Curbside Classic: 1953 Bristol 401 – Grey Eminence

Few marques have the mystique of Bristol. The uniqueness of their hand-crafted two-door cars (they only ever made one four-door model) produced in infinitesimal quantities for eons, initially using prewar BMW technology and later moving on to big Mopar V8s, makes for a unique trajectory in the automotive firmament. Add the aircraft connection and the dogged, against-all-odds independence of the firm, and only Morgan can rival them. Let’s examine their early work by way of their best-seller, the 401.

There aren’t too many Bristols about, as a general rule. Production numbers are hard to come by for the later V8 models, but they’re likelier in the dozens than the hundreds. As for the 6-cyl. cars, it seems that the 401, made between 1948 and 1953, was the most popular. It’s all quite relative, of course: 611 units (or 618, depending on the source) of the 401 left the Filton factory, including a couple of handfuls of rolling chassis.

One could add the 402 (above), a drop-top version of the 401 subcontracted to Abbott and only made in 23 units in 1949-50, to that impressive tally. And then there was the 403, essentially a slightly improved 401 made between 1953 and 1955 (281 built). All totted up, we’re almost reaching the thousand unit mark – almost common, in Bristol terms.

If this was Bristol’s best-seller in their early years, one might wonder how this business model was ever supposed to work. Yet it worked well, and for a very long time. Bristols were very expensive, very well engineered and very well-built, but these early ones, with their BMW-derived 2-litre engines, were not exactly rocket ships.

We’re talking about 90hp to haul a four-seater; the 401 couldn’t really reach 100mph and would take 15 seconds to go from 0 to 60mph. I realize that standards were different in the early ‘50s and 2 litres isn’t all that much to work with, but still. An Aston Martin, a Cisitalia, a Delahaye or a mere Jaguar XK120 were far more capable than the 401, and not as expensive – some by a long shot. But the snob appeal of the Bristol was without parallel, and amazingly remained so for over six decades.

But there was the aircraft-grade bodywork to take into consideration. What the 401 lacked in engine oomph, it tried to make up for in slipperiness and lightness. Bristol had asked Italian coachbuilder Touring for a prototype on their new chassis, with a view to get a licensing deal for the carrozzeria’s famous Superleggera (“super-light”) all-metal body-making technique.

Touring did provide the goods, but Bristol allegedly stiffed the coachbuilder and went with their in-house design, coupled with a reverse-engineered Superleggera tubular steel frame (though some of the structure kept on using wood, notably the roof) and aluminium body panels. After all, Bristol’s decades-long experience in aircraft and car bodies meant they had plenty of qualified craftsmen to manufacture their cars.

────

** Set task 1 **
In the entries, rename "interactable" to "clickable" in the lines from the one containing "vertical-scroll-thumb[interactable] [406,435,412,449]" up to and including the one containing "select-all-icon[interactable] [514,556,544,586]". Write out those lines with nothing else changed.
The article and the entries have no connection to each other.

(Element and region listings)
────

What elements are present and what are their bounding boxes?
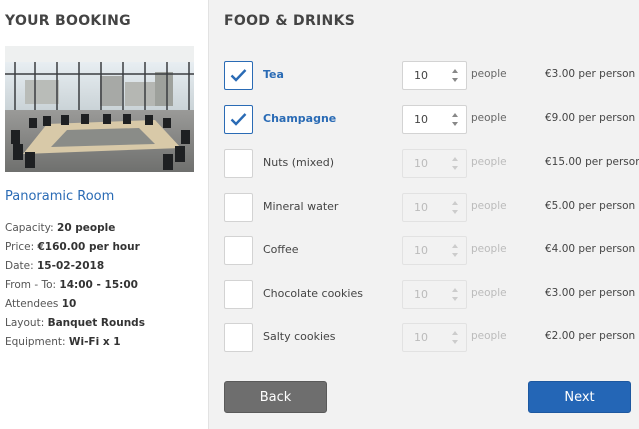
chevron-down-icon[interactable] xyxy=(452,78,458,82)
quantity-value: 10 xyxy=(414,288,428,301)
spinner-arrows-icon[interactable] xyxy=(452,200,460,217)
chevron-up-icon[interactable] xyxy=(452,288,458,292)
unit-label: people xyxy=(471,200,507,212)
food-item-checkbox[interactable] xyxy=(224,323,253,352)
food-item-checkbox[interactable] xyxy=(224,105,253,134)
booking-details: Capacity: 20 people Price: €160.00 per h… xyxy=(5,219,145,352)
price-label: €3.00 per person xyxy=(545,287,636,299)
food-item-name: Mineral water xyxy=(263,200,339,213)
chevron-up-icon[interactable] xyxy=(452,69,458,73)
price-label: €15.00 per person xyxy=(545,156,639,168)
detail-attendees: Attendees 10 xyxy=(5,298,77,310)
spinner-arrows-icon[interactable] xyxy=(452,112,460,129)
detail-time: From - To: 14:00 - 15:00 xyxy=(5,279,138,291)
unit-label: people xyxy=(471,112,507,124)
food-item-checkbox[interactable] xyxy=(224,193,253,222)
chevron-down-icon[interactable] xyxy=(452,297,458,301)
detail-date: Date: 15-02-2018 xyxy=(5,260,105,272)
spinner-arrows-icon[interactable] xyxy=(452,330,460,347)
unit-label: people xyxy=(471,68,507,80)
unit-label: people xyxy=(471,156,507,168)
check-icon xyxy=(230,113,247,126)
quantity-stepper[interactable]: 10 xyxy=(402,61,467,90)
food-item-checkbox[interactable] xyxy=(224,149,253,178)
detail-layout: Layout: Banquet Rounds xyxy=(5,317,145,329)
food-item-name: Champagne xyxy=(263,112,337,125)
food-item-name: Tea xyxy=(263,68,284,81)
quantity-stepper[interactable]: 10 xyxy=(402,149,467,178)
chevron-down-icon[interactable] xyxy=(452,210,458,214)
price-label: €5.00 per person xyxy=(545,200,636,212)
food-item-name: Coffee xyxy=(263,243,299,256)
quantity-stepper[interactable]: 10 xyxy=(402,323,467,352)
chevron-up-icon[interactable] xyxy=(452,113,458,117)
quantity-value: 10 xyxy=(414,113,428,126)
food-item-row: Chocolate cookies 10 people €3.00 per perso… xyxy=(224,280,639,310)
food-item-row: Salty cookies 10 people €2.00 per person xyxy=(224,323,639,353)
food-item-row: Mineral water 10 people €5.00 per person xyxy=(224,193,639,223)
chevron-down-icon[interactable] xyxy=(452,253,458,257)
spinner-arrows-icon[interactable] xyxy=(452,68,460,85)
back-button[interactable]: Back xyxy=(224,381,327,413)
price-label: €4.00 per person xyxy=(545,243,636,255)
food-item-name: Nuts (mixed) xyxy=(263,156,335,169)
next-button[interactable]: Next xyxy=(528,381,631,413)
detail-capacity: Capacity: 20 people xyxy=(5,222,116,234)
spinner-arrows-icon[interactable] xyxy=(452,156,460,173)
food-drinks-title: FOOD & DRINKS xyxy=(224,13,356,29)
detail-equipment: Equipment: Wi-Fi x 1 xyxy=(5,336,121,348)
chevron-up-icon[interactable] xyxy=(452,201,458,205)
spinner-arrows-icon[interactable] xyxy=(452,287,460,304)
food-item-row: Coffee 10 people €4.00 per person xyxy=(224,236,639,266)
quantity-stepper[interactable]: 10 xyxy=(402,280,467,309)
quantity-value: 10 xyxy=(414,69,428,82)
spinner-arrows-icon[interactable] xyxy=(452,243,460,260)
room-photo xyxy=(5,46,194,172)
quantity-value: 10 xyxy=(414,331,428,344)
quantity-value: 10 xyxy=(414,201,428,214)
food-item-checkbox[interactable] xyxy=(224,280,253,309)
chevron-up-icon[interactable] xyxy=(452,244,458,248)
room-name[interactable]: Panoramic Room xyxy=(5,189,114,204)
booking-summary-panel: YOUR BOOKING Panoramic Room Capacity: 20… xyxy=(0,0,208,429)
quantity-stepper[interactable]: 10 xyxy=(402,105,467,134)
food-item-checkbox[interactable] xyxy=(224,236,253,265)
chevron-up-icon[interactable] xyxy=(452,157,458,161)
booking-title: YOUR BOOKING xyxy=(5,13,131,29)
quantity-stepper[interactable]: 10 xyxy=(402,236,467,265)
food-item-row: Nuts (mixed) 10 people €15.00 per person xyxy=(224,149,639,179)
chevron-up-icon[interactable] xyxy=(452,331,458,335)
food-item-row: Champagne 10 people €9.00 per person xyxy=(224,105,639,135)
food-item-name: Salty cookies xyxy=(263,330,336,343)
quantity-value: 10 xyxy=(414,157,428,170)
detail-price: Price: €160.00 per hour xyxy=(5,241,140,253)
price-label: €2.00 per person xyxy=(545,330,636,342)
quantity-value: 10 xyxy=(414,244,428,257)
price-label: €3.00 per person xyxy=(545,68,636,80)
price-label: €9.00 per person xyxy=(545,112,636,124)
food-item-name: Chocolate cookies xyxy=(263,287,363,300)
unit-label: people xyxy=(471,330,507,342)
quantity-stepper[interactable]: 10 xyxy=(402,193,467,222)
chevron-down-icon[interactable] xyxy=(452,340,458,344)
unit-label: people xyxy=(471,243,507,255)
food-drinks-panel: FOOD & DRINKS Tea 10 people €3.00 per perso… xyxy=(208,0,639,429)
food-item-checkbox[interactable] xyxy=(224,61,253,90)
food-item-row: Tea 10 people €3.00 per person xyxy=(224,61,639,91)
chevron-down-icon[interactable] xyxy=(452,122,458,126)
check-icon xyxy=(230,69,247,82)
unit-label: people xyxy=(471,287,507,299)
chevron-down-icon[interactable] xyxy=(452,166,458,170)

────

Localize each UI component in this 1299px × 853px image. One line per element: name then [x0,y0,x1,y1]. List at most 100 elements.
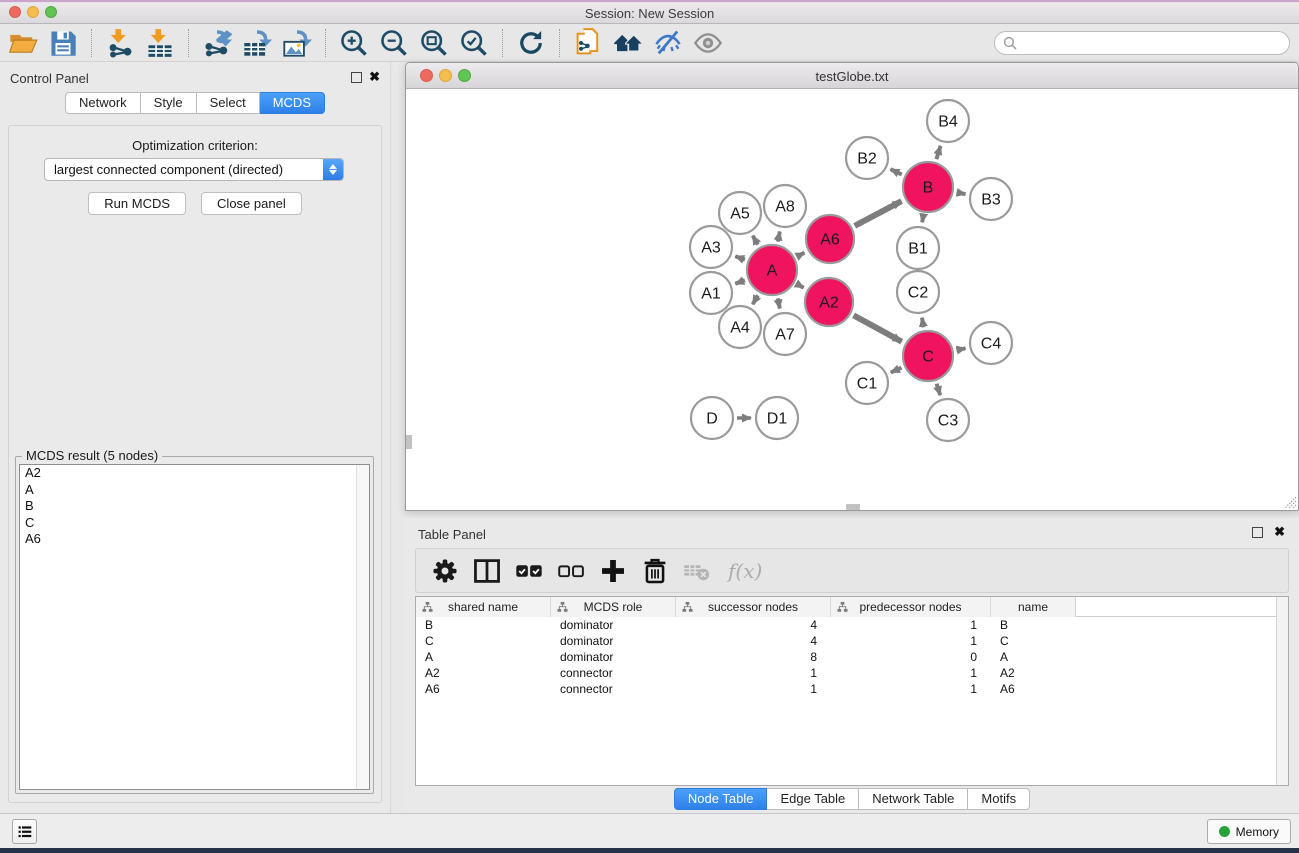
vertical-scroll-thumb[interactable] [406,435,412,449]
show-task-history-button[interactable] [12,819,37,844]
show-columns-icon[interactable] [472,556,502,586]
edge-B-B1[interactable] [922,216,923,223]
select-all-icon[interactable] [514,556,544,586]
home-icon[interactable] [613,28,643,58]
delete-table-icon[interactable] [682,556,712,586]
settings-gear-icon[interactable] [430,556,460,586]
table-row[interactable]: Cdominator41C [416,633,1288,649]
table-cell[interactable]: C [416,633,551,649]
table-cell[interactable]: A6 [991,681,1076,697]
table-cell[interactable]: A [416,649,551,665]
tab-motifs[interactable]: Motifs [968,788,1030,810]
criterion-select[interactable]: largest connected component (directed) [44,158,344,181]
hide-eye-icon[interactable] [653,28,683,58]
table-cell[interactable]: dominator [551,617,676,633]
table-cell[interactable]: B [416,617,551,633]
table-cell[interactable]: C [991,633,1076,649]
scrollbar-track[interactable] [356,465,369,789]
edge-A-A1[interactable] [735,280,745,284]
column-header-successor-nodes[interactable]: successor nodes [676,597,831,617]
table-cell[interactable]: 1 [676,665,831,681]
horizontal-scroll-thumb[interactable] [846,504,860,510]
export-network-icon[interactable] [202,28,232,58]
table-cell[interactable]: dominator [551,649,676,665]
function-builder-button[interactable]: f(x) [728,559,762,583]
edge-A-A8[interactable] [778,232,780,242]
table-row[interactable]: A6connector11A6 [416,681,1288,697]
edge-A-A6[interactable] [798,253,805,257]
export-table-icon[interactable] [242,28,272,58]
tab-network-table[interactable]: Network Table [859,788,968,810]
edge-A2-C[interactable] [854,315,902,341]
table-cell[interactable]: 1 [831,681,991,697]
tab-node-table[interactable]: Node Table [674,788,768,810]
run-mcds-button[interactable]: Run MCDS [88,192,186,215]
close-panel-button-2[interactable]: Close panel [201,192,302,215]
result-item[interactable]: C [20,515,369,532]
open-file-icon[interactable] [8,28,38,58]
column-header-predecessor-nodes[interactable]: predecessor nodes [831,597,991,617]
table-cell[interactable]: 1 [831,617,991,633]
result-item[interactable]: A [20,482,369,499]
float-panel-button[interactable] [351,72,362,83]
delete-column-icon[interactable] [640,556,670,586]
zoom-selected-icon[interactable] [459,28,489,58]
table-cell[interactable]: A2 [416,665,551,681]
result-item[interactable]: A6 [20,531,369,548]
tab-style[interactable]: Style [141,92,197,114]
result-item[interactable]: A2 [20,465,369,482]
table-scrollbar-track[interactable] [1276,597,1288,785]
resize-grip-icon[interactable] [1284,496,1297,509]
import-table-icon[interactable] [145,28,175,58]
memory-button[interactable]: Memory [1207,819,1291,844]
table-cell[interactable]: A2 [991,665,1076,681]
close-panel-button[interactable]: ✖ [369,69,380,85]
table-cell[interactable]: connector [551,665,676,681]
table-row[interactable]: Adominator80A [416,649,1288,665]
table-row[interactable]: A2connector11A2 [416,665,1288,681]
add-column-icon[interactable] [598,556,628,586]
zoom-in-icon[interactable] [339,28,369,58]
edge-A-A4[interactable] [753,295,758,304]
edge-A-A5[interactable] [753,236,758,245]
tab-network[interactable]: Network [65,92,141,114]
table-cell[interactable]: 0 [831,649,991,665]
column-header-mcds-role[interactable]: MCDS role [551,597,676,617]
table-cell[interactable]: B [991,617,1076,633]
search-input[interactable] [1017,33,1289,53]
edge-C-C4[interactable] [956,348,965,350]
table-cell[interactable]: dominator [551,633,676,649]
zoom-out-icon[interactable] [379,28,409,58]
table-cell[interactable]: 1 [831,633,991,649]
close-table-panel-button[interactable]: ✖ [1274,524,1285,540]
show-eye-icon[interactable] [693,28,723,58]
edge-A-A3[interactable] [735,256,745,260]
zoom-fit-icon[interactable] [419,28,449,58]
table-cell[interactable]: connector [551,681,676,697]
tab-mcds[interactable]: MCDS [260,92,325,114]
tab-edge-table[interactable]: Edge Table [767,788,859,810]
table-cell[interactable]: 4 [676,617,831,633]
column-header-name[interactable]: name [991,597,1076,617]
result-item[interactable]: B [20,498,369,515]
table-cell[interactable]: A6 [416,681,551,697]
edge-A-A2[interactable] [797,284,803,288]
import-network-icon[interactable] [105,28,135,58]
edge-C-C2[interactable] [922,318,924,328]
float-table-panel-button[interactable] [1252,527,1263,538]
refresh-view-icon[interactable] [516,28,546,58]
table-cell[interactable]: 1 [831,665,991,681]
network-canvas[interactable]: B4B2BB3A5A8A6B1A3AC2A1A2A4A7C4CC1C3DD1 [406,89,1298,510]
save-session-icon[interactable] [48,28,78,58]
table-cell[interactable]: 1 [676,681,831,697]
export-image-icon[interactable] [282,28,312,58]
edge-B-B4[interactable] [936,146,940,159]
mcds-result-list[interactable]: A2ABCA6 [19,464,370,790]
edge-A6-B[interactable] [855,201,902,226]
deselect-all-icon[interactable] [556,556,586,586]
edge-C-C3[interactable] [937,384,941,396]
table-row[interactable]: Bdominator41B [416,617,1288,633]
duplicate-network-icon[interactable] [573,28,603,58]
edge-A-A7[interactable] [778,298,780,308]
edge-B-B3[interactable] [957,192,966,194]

────

** Set task 2 **
Continue the article on the Bristol 401 after its final sentence.

** Task result 1 **
vertical-scroll-thumb[clickable] [406,435,412,449]
show-task-history-button[clickable] [12,819,37,844]
show-columns-icon[clickable] [472,556,502,586]
edge-B-B1[clickable] [922,216,923,223]
select-all-icon[clickable] [514,556,544,586]

** Task result 2 **
The 401/403 was the last Bristol to have had one-off bodies fitted from a wide variety of coachbuilders. The above examples, made between 1948 and 1954, do not constitute an exhaustive list. Clockwise from top left, these Bristol specials were made by PininFarina, Touring, Beutler and Ghia-Aigle — two Italian and two Swiss houses. This goes to show that, back in the ‘50s, a few Bristols were sold (and even bodied) in Continental Europe. Twenty years later, hardly any foreign sales were happening.

Of course, this was also a time when one-off bodies were still a thing. But the other motivating factor for some clients might have been the factory body’s appearance. Yes it was light and exceptionally well-made, but that front end takes a bit of getting used to. The words “graceful” or “beautiful” hardly apply, though “impressive” and “unique” certainly do. The BMW lineage is quite literally a bit on the nose, which must have caused some confusion, though the one-offs all respected the double-kidney theme. On the other hand, the rubber-mounted body-coloured bumpers, with a grille insert on the front ones, look like they came off a car two decades younger.

I must apologize for the Impressionistic quality of this photograph (also known as a bad blurry pic), but at least you’ll get some sense of the beauty of that cockpit. The aircraft vibe is still present, tempered by lush carpets, burr walnut veneer and Connolly leather of course. The car has to be light, but it does have to have some luxury to it as well. None of those vulgar painted dashes here – what do you think this is, an Alfa Romeo?

It looks a bit tight back there, but for a ‘50s two-door, this is pretty spacious. The headroom looks acceptable, too – not a given on fastback sports cars. All in all, the loveliest and most truly special cabin I’ve had the pleasure of seeing this year.

Eagle-eyed CC readers might have recognized the backdrop in these photos, as this 401 is kept by the British car collector in my general area, whose cars are scattered about a couple of blocks. Although most of his energies seem to be directed towards Rolls-Royces and Bentleys, he usually keeps his 406 (which I wrote up not too long ago) next to the 401 in his personal garage these days. Two 6-cyl. Bristols – now that’s a fantasy garage if I’ve ever seen one!

I have some misgivings about the Bristol’s front end. It’s a mite too long, bulbous and BMW-flavoured for my taste. But the interior is perfect and this tail end is just gorgeous, so it’ll be a fine photo to end this post with. I could watch this 401 drive away all day.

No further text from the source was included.